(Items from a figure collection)
━━━━━━━━━━━━━━━━━━━━
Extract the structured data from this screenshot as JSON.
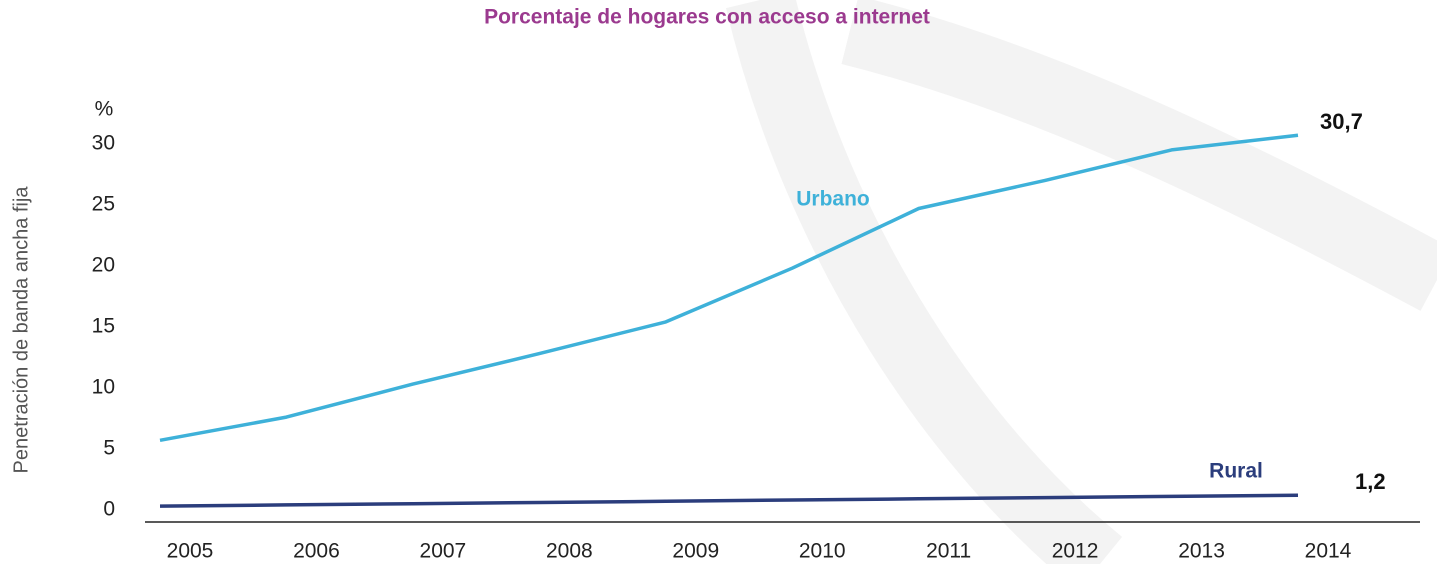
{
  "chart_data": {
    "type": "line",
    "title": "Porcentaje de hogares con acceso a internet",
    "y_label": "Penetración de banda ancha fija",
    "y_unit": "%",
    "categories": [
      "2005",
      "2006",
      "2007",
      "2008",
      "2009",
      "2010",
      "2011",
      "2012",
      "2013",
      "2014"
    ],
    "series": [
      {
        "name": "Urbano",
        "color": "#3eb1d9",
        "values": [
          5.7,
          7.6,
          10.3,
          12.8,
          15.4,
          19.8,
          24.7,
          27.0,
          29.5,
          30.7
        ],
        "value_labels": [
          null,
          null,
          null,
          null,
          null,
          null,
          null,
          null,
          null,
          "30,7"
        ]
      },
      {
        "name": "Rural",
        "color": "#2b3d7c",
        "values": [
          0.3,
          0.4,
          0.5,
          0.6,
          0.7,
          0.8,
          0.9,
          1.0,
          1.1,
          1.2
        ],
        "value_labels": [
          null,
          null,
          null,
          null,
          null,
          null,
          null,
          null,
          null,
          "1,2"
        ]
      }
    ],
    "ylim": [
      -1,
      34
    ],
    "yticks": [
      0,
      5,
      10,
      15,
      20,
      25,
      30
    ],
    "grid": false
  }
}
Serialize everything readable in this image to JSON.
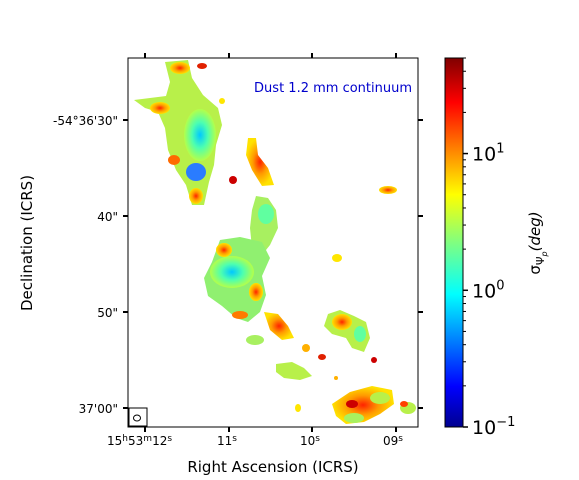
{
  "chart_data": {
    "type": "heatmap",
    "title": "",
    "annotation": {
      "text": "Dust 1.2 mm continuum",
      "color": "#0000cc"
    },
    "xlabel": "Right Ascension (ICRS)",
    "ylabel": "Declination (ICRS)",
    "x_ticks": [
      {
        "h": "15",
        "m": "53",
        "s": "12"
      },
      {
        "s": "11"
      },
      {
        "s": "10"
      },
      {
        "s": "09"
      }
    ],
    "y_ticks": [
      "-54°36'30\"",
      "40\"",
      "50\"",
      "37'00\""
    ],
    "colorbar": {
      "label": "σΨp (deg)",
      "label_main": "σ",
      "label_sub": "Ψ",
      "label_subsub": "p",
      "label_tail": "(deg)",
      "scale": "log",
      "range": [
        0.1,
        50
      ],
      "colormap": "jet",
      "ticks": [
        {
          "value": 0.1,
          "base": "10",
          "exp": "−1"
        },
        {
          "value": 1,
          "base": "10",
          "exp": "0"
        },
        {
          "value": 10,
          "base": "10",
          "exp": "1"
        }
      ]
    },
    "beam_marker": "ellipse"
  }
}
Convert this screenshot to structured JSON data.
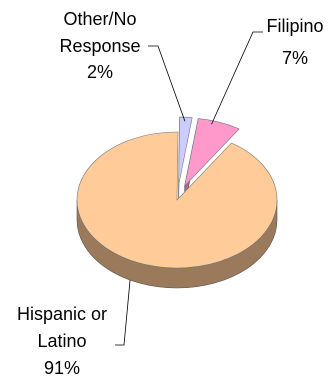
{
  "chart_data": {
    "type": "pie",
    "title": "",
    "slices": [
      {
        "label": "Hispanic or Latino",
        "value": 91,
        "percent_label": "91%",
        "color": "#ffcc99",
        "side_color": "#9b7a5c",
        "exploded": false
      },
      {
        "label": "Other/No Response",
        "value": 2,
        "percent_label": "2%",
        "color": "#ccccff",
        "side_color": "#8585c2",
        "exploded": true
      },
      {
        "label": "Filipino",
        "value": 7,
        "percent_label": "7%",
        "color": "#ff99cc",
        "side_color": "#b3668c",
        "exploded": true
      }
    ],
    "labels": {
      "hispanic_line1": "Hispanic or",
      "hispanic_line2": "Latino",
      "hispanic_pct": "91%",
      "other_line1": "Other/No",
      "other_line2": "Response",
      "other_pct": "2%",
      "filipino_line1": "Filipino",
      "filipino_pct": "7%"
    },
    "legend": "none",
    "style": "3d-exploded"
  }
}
━━━━━━━━━━━━━━━━━━━━
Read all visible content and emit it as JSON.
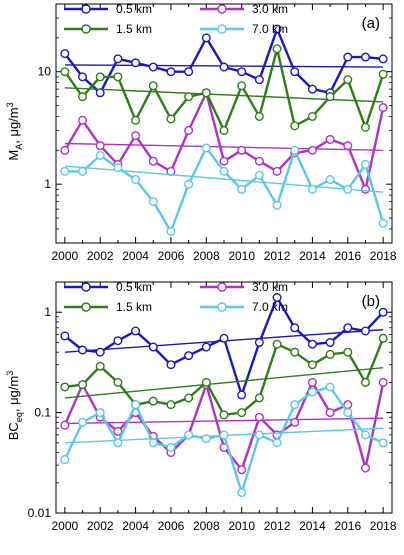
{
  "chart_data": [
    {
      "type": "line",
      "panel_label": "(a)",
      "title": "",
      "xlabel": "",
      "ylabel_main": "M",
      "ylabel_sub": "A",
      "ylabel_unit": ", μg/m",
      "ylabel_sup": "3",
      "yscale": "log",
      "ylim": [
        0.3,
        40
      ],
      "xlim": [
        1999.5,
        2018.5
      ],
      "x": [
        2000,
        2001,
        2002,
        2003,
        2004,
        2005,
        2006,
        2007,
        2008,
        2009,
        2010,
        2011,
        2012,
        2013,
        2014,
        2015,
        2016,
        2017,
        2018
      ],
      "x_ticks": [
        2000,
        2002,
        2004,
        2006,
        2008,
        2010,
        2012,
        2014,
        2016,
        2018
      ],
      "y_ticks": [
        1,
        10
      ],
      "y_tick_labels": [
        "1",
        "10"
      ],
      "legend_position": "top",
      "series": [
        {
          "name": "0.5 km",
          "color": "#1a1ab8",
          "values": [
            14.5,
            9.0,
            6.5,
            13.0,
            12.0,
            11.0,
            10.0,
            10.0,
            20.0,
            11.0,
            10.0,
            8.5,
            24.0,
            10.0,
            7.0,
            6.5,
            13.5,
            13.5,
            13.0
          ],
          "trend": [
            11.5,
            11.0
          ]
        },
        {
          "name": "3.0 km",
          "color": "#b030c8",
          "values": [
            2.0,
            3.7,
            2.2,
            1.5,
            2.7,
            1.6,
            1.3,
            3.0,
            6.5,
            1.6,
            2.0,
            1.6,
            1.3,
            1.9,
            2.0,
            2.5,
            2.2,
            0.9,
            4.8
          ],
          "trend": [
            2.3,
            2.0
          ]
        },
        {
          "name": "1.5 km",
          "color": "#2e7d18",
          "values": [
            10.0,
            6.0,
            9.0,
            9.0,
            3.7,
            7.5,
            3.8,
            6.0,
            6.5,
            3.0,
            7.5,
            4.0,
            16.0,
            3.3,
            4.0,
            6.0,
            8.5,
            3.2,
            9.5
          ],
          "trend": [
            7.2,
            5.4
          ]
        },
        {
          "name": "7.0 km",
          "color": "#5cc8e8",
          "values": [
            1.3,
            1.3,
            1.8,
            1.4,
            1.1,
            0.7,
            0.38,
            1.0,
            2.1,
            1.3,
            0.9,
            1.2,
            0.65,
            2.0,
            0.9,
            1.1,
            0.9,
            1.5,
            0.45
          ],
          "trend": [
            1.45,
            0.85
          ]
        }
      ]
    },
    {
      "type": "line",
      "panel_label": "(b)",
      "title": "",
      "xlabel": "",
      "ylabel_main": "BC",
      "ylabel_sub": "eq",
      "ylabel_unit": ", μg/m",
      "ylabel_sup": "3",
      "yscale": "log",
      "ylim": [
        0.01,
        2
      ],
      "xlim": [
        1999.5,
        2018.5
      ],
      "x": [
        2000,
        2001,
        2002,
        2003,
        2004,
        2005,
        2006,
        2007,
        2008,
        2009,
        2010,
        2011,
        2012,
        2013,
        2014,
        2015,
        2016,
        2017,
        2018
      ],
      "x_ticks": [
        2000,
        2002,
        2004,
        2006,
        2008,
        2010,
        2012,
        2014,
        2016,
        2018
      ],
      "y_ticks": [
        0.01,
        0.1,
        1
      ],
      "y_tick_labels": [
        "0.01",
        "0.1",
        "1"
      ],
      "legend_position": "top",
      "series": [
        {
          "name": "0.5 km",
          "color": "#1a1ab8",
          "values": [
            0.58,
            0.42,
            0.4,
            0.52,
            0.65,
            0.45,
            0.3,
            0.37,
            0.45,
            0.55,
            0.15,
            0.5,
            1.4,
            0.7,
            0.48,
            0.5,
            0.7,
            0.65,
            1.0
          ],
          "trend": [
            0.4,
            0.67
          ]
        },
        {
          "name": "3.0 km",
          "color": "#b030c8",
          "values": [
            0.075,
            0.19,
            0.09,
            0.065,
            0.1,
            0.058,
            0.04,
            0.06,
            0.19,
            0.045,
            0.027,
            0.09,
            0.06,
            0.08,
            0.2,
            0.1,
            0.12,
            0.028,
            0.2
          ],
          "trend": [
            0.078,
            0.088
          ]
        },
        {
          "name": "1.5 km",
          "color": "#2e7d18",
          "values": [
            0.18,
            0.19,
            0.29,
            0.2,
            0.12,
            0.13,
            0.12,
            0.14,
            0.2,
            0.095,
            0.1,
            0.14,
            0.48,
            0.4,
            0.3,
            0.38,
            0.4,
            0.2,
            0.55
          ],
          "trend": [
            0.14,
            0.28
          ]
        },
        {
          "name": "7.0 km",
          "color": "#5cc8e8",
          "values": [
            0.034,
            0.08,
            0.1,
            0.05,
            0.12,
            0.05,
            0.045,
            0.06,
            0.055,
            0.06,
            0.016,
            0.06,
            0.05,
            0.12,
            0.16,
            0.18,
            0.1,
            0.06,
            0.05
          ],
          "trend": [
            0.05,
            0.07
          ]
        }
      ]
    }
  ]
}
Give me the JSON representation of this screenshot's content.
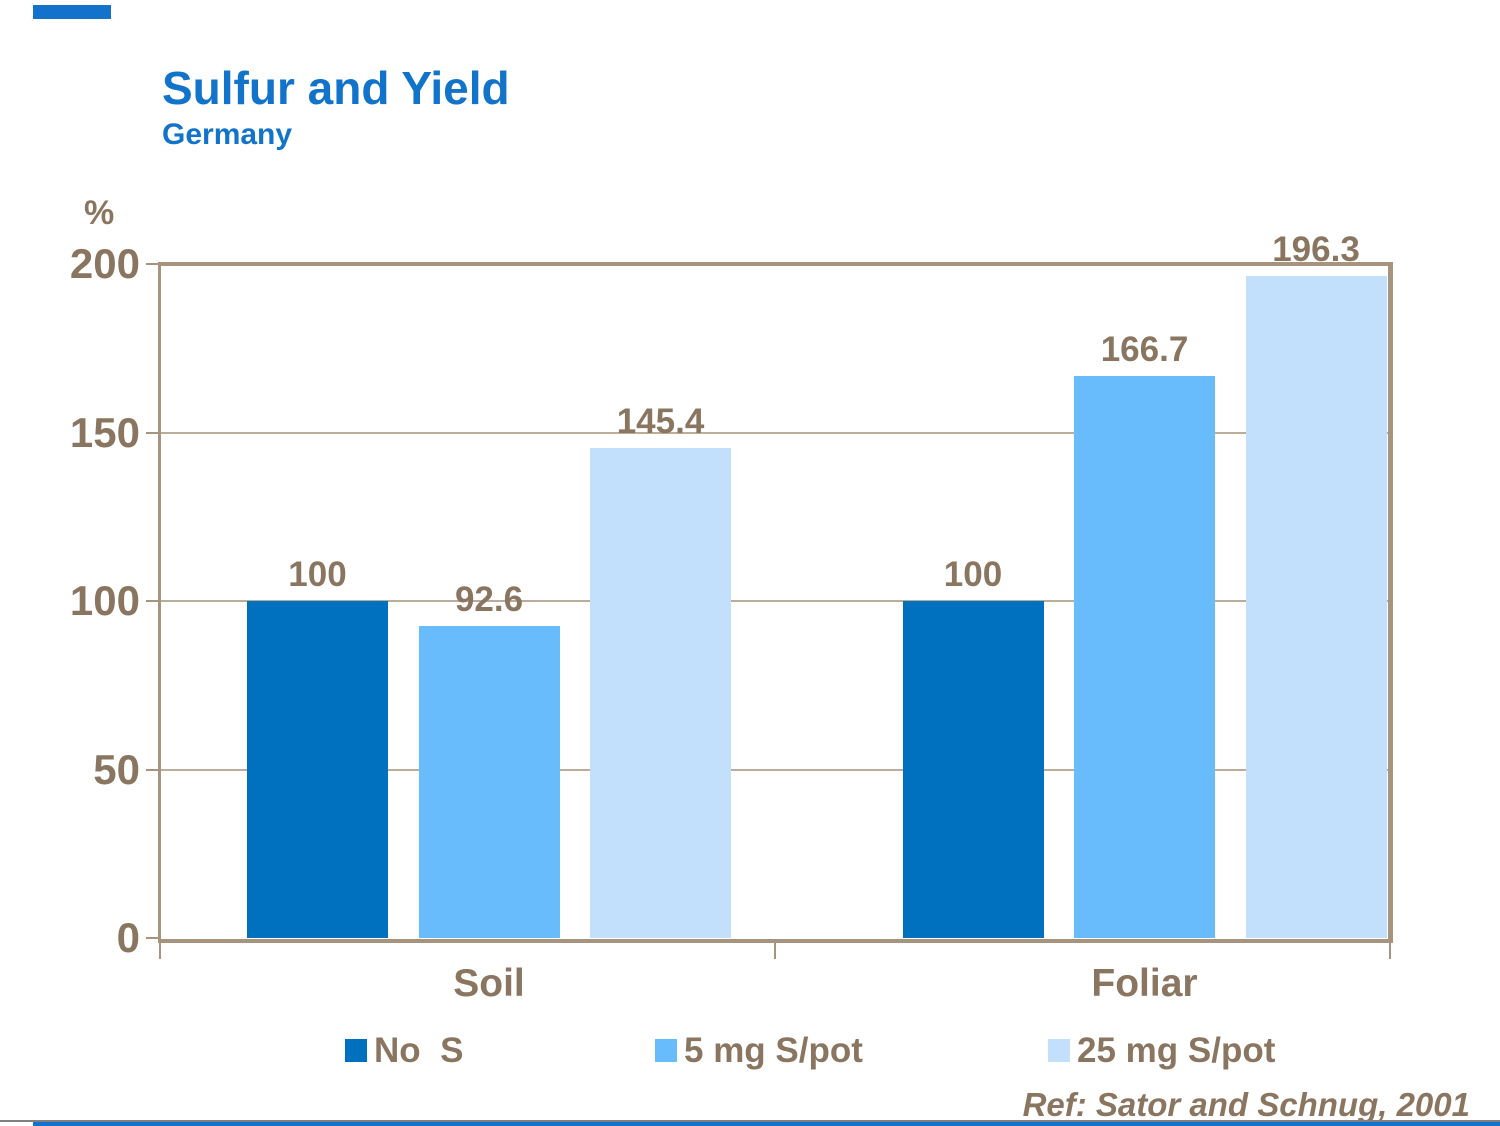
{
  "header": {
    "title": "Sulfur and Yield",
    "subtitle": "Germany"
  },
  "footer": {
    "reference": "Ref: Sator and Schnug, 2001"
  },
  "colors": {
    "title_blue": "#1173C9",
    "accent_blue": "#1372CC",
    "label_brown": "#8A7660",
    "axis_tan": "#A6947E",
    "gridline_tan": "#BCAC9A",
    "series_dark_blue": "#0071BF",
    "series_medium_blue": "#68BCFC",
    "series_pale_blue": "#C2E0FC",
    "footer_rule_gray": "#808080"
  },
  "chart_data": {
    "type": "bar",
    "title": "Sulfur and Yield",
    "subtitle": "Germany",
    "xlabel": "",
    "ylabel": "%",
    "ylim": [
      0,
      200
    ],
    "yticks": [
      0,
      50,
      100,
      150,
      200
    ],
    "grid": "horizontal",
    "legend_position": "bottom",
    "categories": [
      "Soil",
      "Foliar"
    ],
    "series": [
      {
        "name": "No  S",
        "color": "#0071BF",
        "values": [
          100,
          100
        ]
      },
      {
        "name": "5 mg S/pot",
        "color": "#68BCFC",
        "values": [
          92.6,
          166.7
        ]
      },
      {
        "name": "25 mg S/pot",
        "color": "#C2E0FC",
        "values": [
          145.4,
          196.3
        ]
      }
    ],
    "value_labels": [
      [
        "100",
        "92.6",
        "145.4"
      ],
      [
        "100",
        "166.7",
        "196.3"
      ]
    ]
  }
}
━━━━━━━━━━━━━━━━━━━━
> **STATED PROBLEM**:
Look through the entries and return every line where "this" appears.

> **RESULT**:
Extract the structured data from this screenshot as JSON.
Serialize everything readable in this image to JSON.
Convert this screenshot to structured JSON data.
Give me the JSON representation of this screenshot's content.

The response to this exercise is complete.